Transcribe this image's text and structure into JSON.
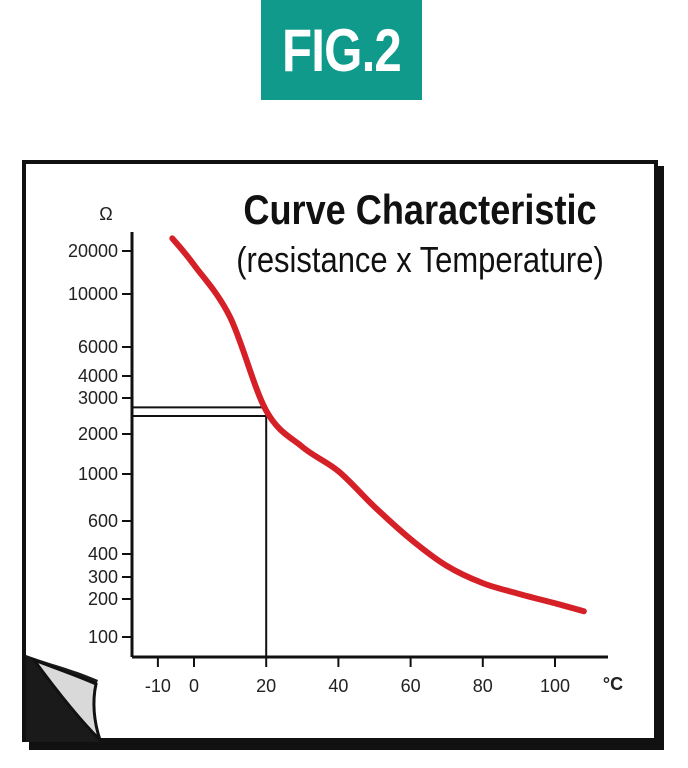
{
  "figure_label": "FIG.2",
  "chart_data": {
    "type": "line",
    "title": "Curve Characteristic",
    "subtitle": "(resistance x Temperature)",
    "ylabel": "Ω",
    "xlabel": "°C",
    "y_scale": "log",
    "x_ticks": [
      -10,
      0,
      20,
      40,
      60,
      80,
      100
    ],
    "x_tick_labels": [
      "-10",
      "0",
      "20",
      "40",
      "60",
      "80",
      "100"
    ],
    "y_ticks": [
      100,
      200,
      300,
      400,
      600,
      1000,
      2000,
      3000,
      4000,
      6000,
      10000,
      20000
    ],
    "y_tick_labels": [
      "100",
      "200",
      "300",
      "400",
      "600",
      "1000",
      "2000",
      "3000",
      "4000",
      "6000",
      "10000",
      "20000"
    ],
    "xlim": [
      -12,
      115
    ],
    "ylim": [
      80,
      30000
    ],
    "grid": false,
    "series": [
      {
        "x": [
          -6,
          0,
          10,
          20,
          30,
          40,
          50,
          60,
          70,
          80,
          90,
          100,
          108
        ],
        "y": [
          25000,
          16000,
          8000,
          2600,
          1600,
          1050,
          700,
          480,
          345,
          268,
          220,
          185,
          160
        ],
        "color": "#d62027"
      }
    ],
    "reference_lines": [
      {
        "x": 20,
        "y_low": 2450,
        "y_high": 2700
      }
    ]
  }
}
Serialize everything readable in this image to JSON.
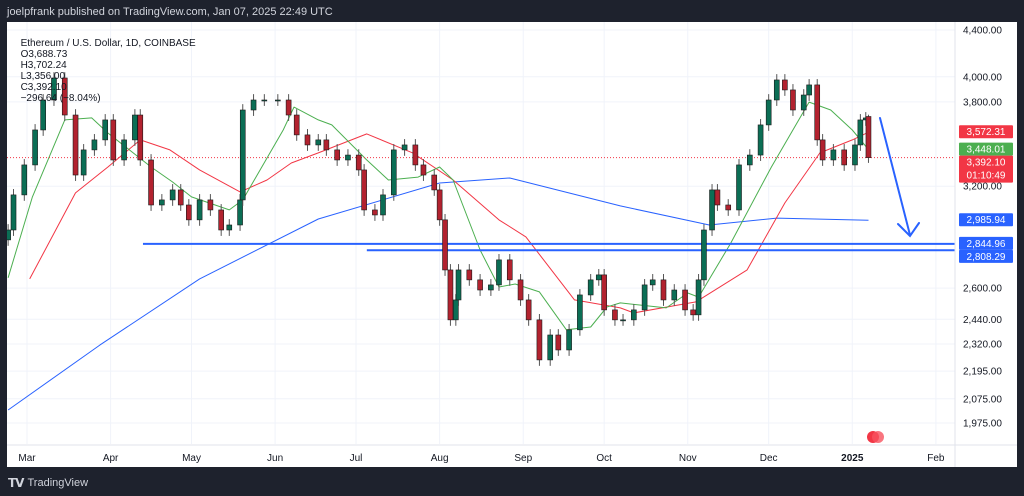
{
  "header": {
    "published": "joelpfrank published on TradingView.com, Jan 07, 2025 22:49 UTC"
  },
  "legend": {
    "symbol": "Ethereum / U.S. Dollar, 1D, COINBASE",
    "open": "O3,688.73",
    "high": "H3,702.24",
    "low": "L3,356.00",
    "close": "C3,392.10",
    "change": "−296.64 (−8.04%)"
  },
  "footer": {
    "brand": "TradingView",
    "logo_text": "TV"
  },
  "chart_data": {
    "type": "candlestick",
    "y_scale": "log",
    "ylim": [
      1940,
      4430
    ],
    "grid": true,
    "y_ticks": [
      "4,400.00",
      "4,000.00",
      "3,800.00",
      "3,200.00",
      "2,600.00",
      "2,440.00",
      "2,320.00",
      "2,195.00",
      "2,075.00",
      "1,975.00"
    ],
    "y_tick_values": [
      4400,
      4000,
      3800,
      3200,
      2600,
      2440,
      2320,
      2195,
      2075,
      1975
    ],
    "x_ticks": [
      {
        "label": "Mar",
        "date": "2024-03-01"
      },
      {
        "label": "Apr",
        "date": "2024-04-01"
      },
      {
        "label": "May",
        "date": "2024-05-01"
      },
      {
        "label": "Jun",
        "date": "2024-06-01"
      },
      {
        "label": "Jul",
        "date": "2024-07-01"
      },
      {
        "label": "Aug",
        "date": "2024-08-01"
      },
      {
        "label": "Sep",
        "date": "2024-09-01"
      },
      {
        "label": "Oct",
        "date": "2024-10-01"
      },
      {
        "label": "Nov",
        "date": "2024-11-01"
      },
      {
        "label": "Dec",
        "date": "2024-12-01"
      },
      {
        "label": "2025",
        "date": "2025-01-01",
        "bold": true
      },
      {
        "label": "Feb",
        "date": "2025-02-01"
      }
    ],
    "colors": {
      "up": "#0b6e55",
      "down": "#b2222f",
      "ma_green": "#4caf50",
      "ma_red": "#f23645",
      "ma_blue": "#2962ff",
      "hline": "#2962ff"
    },
    "closes": [
      [
        "2024-02-23",
        2927
      ],
      [
        "2024-02-25",
        3144
      ],
      [
        "2024-02-29",
        3342
      ],
      [
        "2024-03-04",
        3589
      ],
      [
        "2024-03-07",
        3815
      ],
      [
        "2024-03-11",
        3990
      ],
      [
        "2024-03-15",
        3700
      ],
      [
        "2024-03-19",
        3274
      ],
      [
        "2024-03-22",
        3446
      ],
      [
        "2024-03-26",
        3517
      ],
      [
        "2024-03-30",
        3663
      ],
      [
        "2024-04-02",
        3376
      ],
      [
        "2024-04-06",
        3517
      ],
      [
        "2024-04-10",
        3700
      ],
      [
        "2024-04-12",
        3376
      ],
      [
        "2024-04-16",
        3080
      ],
      [
        "2024-04-20",
        3112
      ],
      [
        "2024-04-24",
        3176
      ],
      [
        "2024-04-27",
        3080
      ],
      [
        "2024-04-30",
        2988
      ],
      [
        "2024-05-04",
        3112
      ],
      [
        "2024-05-08",
        3049
      ],
      [
        "2024-05-12",
        2927
      ],
      [
        "2024-05-15",
        2957
      ],
      [
        "2024-05-19",
        3112
      ],
      [
        "2024-05-20",
        3738
      ],
      [
        "2024-05-24",
        3815
      ],
      [
        "2024-05-28",
        3815
      ],
      [
        "2024-06-02",
        3815
      ],
      [
        "2024-06-06",
        3700
      ],
      [
        "2024-06-09",
        3553
      ],
      [
        "2024-06-13",
        3481
      ],
      [
        "2024-06-17",
        3517
      ],
      [
        "2024-06-20",
        3446
      ],
      [
        "2024-06-24",
        3376
      ],
      [
        "2024-06-28",
        3410
      ],
      [
        "2024-07-02",
        3308
      ],
      [
        "2024-07-04",
        3049
      ],
      [
        "2024-07-08",
        3018
      ],
      [
        "2024-07-11",
        3144
      ],
      [
        "2024-07-15",
        3446
      ],
      [
        "2024-07-19",
        3481
      ],
      [
        "2024-07-23",
        3342
      ],
      [
        "2024-07-26",
        3274
      ],
      [
        "2024-07-30",
        3176
      ],
      [
        "2024-08-01",
        2988
      ],
      [
        "2024-08-03",
        2698
      ],
      [
        "2024-08-05",
        2437
      ],
      [
        "2024-08-07",
        2538
      ],
      [
        "2024-08-08",
        2698
      ],
      [
        "2024-08-12",
        2644
      ],
      [
        "2024-08-16",
        2590
      ],
      [
        "2024-08-20",
        2617
      ],
      [
        "2024-08-23",
        2754
      ],
      [
        "2024-08-27",
        2644
      ],
      [
        "2024-08-31",
        2538
      ],
      [
        "2024-09-03",
        2437
      ],
      [
        "2024-09-07",
        2246
      ],
      [
        "2024-09-11",
        2363
      ],
      [
        "2024-09-14",
        2292
      ],
      [
        "2024-09-18",
        2388
      ],
      [
        "2024-09-22",
        2564
      ],
      [
        "2024-09-26",
        2644
      ],
      [
        "2024-09-29",
        2671
      ],
      [
        "2024-10-01",
        2487
      ],
      [
        "2024-10-05",
        2437
      ],
      [
        "2024-10-08",
        2437
      ],
      [
        "2024-10-12",
        2487
      ],
      [
        "2024-10-16",
        2617
      ],
      [
        "2024-10-19",
        2644
      ],
      [
        "2024-10-23",
        2538
      ],
      [
        "2024-10-27",
        2590
      ],
      [
        "2024-10-31",
        2487
      ],
      [
        "2024-11-03",
        2462
      ],
      [
        "2024-11-05",
        2644
      ],
      [
        "2024-11-07",
        2927
      ],
      [
        "2024-11-10",
        3176
      ],
      [
        "2024-11-12",
        3080
      ],
      [
        "2024-11-16",
        3049
      ],
      [
        "2024-11-20",
        3342
      ],
      [
        "2024-11-24",
        3410
      ],
      [
        "2024-11-28",
        3626
      ],
      [
        "2024-12-01",
        3815
      ],
      [
        "2024-12-04",
        3974
      ],
      [
        "2024-12-07",
        3894
      ],
      [
        "2024-12-10",
        3738
      ],
      [
        "2024-12-14",
        3854
      ],
      [
        "2024-12-16",
        3934
      ],
      [
        "2024-12-19",
        3517
      ],
      [
        "2024-12-21",
        3376
      ],
      [
        "2024-12-25",
        3446
      ],
      [
        "2024-12-29",
        3342
      ],
      [
        "2025-01-02",
        3481
      ],
      [
        "2025-01-04",
        3663
      ],
      [
        "2025-01-06",
        3678
      ]
    ],
    "last_candle": {
      "date": "2025-01-07",
      "open": 3688.73,
      "high": 3702.24,
      "low": 3356.0,
      "close": 3392.1
    },
    "ma_green": [
      [
        "2024-02-23",
        2655
      ],
      [
        "2024-03-03",
        3131
      ],
      [
        "2024-03-15",
        3663
      ],
      [
        "2024-03-25",
        3678
      ],
      [
        "2024-03-31",
        3567
      ],
      [
        "2024-04-16",
        3328
      ],
      [
        "2024-04-24",
        3228
      ],
      [
        "2024-05-01",
        3131
      ],
      [
        "2024-05-15",
        3049
      ],
      [
        "2024-05-20",
        3112
      ],
      [
        "2024-06-04",
        3589
      ],
      [
        "2024-06-08",
        3760
      ],
      [
        "2024-06-17",
        3663
      ],
      [
        "2024-06-22",
        3626
      ],
      [
        "2024-07-05",
        3376
      ],
      [
        "2024-07-13",
        3241
      ],
      [
        "2024-07-24",
        3260
      ],
      [
        "2024-08-01",
        3328
      ],
      [
        "2024-08-06",
        3241
      ],
      [
        "2024-08-16",
        2810
      ],
      [
        "2024-08-23",
        2606
      ],
      [
        "2024-08-29",
        2622
      ],
      [
        "2024-09-07",
        2580
      ],
      [
        "2024-09-17",
        2388
      ],
      [
        "2024-09-26",
        2402
      ],
      [
        "2024-10-02",
        2502
      ],
      [
        "2024-10-07",
        2523
      ],
      [
        "2024-10-24",
        2497
      ],
      [
        "2024-11-01",
        2574
      ],
      [
        "2024-11-05",
        2553
      ],
      [
        "2024-11-17",
        2851
      ],
      [
        "2024-12-02",
        3328
      ],
      [
        "2024-12-16",
        3799
      ],
      [
        "2024-12-24",
        3738
      ],
      [
        "2025-01-01",
        3589
      ],
      [
        "2025-01-07",
        3448.01
      ]
    ],
    "ma_red": [
      [
        "2024-03-02",
        2649
      ],
      [
        "2024-03-19",
        3157
      ],
      [
        "2024-03-31",
        3328
      ],
      [
        "2024-04-12",
        3517
      ],
      [
        "2024-04-23",
        3446
      ],
      [
        "2024-05-04",
        3308
      ],
      [
        "2024-05-19",
        3163
      ],
      [
        "2024-05-29",
        3241
      ],
      [
        "2024-06-07",
        3355
      ],
      [
        "2024-06-17",
        3425
      ],
      [
        "2024-07-05",
        3560
      ],
      [
        "2024-07-22",
        3425
      ],
      [
        "2024-08-06",
        3241
      ],
      [
        "2024-08-23",
        2988
      ],
      [
        "2024-09-02",
        2886
      ],
      [
        "2024-09-20",
        2538
      ],
      [
        "2024-10-07",
        2497
      ],
      [
        "2024-10-12",
        2472
      ],
      [
        "2024-11-04",
        2528
      ],
      [
        "2024-11-23",
        2698
      ],
      [
        "2024-12-07",
        3093
      ],
      [
        "2024-12-20",
        3425
      ],
      [
        "2025-01-01",
        3517
      ],
      [
        "2025-01-07",
        3572.31
      ]
    ],
    "ma_blue": [
      [
        "2024-02-23",
        2028
      ],
      [
        "2024-03-28",
        2315
      ],
      [
        "2024-05-04",
        2649
      ],
      [
        "2024-06-17",
        2993
      ],
      [
        "2024-08-01",
        3221
      ],
      [
        "2024-08-27",
        3254
      ],
      [
        "2024-10-07",
        3074
      ],
      [
        "2024-11-09",
        2957
      ],
      [
        "2024-12-04",
        2999
      ],
      [
        "2025-01-07",
        2985.94
      ]
    ],
    "hlines": [
      {
        "value": 2844.96,
        "start": "2024-04-13"
      },
      {
        "value": 2808.29,
        "start": "2024-07-05"
      }
    ],
    "price_labels": [
      {
        "text": "3,572.31",
        "value": 3572.31,
        "color": "#f23645"
      },
      {
        "text": "3,448.01",
        "value": 3448.01,
        "color": "#4caf50"
      },
      {
        "text": "3,392.10",
        "value": 3392.1,
        "color": "#f23645",
        "sub": "01:10:49"
      },
      {
        "text": "2,985.94",
        "value": 2985.94,
        "color": "#2962ff"
      },
      {
        "text": "2,844.96",
        "value": 2844.96,
        "color": "#2962ff"
      },
      {
        "text": "2,808.29",
        "value": 2808.29,
        "color": "#2962ff"
      }
    ]
  }
}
********************
Extract every line from the records above that contains the word "image".

Transcribe this image's text and structure into JSON.
Serialize everything readable in this image to JSON.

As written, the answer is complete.